Part of a data file
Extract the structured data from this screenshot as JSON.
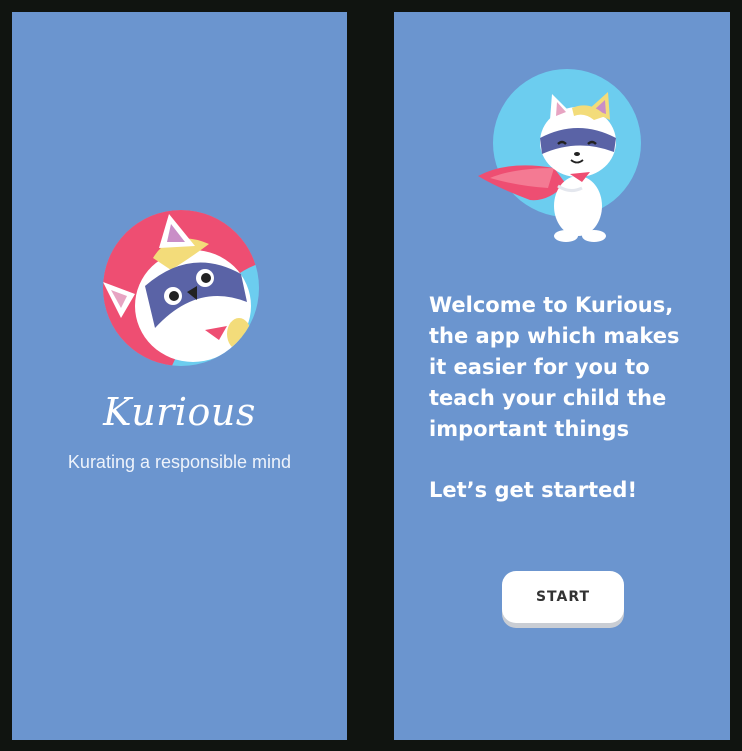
{
  "splash": {
    "brand_name": "Kurious",
    "tagline": "Kurating a responsible mind",
    "avatar_icon": "cat-mascot-icon"
  },
  "welcome": {
    "mascot_icon": "superhero-cat-icon",
    "message": "Welcome to Kurious, the app which makes it easier for you to teach your child the important things",
    "cta": "Let’s get started!",
    "start_label": "START"
  },
  "colors": {
    "background": "#101410",
    "screen": "#6b95cf",
    "button": "#ffffff",
    "button_text": "#333333",
    "circle_red": "#ee4e72",
    "circle_blue": "#6ccdef"
  }
}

-- Written request --
Take the data above and repeat it exactly, leaving each picture out.

-- Solved exercise --
Extract the structured data from this screenshot as JSON.
{
  "splash": {
    "brand_name": "Kurious",
    "tagline": "Kurating a responsible mind",
    "avatar_icon": "cat-mascot-icon"
  },
  "welcome": {
    "mascot_icon": "superhero-cat-icon",
    "message": "Welcome to Kurious, the app which makes it easier for you to teach your child the important things",
    "cta": "Let’s get started!",
    "start_label": "START"
  },
  "colors": {
    "background": "#101410",
    "screen": "#6b95cf",
    "button": "#ffffff",
    "button_text": "#333333",
    "circle_red": "#ee4e72",
    "circle_blue": "#6ccdef"
  }
}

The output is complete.